*WORK TO BE COMPLETED*
Of the lines in the entries, how many hold the word "norske"? Give that number alone.

— Start DATA EXTRACT —

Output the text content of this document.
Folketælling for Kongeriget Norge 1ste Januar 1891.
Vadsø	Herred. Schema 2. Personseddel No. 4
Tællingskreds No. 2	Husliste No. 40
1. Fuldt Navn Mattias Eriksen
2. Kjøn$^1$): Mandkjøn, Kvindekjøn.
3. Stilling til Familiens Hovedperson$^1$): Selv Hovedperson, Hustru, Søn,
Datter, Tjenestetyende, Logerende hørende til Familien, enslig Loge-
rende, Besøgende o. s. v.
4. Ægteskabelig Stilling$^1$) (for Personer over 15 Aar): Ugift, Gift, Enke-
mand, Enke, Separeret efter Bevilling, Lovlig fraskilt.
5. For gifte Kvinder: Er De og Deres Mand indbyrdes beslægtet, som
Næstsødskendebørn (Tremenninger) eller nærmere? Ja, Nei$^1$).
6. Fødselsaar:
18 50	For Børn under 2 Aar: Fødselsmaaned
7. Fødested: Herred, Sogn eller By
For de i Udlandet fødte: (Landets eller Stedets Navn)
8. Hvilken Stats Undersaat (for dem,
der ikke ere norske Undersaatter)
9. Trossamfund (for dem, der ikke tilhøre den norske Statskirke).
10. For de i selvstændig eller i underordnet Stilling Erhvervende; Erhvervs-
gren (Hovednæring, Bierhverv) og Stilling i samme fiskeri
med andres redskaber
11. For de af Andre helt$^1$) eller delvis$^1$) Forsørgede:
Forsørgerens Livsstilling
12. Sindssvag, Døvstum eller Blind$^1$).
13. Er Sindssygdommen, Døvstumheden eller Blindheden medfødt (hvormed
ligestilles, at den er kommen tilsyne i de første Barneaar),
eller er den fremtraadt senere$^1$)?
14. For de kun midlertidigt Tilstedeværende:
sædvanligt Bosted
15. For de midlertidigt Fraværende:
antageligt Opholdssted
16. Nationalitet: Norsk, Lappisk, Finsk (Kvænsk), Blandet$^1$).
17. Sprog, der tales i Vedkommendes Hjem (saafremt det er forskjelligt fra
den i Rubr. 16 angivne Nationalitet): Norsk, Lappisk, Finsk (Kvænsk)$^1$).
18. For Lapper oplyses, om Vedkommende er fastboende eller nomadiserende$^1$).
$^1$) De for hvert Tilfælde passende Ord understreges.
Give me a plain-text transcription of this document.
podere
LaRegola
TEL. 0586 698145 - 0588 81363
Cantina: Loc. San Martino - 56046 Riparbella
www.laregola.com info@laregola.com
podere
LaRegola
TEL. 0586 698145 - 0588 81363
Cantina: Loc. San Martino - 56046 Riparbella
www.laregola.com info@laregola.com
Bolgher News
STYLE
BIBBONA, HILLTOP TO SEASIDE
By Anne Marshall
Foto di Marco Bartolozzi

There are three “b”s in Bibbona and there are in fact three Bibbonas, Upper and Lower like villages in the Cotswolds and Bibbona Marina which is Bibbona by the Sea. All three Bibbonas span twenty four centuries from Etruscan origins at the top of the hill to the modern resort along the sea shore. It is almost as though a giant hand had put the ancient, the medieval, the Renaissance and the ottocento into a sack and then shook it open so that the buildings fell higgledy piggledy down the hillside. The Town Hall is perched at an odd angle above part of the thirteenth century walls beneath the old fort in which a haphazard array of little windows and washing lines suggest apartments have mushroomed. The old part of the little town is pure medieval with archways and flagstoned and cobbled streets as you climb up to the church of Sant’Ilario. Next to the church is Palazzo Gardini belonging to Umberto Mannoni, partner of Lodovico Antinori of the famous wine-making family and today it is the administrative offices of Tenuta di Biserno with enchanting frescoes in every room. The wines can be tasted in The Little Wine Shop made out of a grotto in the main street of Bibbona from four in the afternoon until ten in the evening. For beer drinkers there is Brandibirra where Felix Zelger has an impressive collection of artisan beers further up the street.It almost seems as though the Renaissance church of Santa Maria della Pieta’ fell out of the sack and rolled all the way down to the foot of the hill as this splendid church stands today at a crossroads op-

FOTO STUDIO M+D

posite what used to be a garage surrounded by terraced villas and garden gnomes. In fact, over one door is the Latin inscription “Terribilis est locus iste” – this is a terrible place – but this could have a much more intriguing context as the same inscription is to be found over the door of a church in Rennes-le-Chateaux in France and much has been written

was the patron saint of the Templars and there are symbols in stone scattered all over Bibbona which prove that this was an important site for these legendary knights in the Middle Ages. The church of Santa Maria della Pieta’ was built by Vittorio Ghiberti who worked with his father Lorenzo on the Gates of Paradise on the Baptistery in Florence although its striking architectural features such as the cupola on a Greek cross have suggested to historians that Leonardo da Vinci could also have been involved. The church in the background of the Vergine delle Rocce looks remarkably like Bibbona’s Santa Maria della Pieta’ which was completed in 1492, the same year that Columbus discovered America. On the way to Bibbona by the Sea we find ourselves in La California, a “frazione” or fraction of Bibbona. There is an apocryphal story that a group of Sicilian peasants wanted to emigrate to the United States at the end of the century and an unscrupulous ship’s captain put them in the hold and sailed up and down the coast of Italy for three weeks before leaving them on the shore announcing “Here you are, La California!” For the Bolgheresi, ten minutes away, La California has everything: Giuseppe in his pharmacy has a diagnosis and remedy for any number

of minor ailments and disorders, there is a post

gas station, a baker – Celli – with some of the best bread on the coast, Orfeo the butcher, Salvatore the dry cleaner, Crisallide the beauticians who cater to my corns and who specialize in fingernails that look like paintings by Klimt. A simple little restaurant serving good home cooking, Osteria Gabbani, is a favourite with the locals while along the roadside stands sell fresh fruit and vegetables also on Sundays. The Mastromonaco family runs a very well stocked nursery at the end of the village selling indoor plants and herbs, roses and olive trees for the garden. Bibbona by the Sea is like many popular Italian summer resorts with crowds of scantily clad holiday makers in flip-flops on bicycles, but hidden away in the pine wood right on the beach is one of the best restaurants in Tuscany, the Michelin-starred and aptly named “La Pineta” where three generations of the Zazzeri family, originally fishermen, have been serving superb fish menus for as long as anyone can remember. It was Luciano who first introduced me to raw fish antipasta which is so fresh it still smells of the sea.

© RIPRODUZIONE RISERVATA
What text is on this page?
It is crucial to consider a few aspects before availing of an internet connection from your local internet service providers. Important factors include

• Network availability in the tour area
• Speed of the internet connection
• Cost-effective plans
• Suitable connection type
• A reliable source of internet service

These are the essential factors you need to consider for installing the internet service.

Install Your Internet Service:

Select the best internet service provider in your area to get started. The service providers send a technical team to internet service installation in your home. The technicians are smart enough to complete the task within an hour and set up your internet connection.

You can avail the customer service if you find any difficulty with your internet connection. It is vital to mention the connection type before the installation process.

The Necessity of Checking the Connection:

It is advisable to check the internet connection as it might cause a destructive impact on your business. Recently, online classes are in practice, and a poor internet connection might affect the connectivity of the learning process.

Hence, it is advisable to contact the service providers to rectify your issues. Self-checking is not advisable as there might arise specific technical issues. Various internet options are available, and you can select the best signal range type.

— End DATA EXTRACT —

*ANSWER TO THE PROBLEM*
2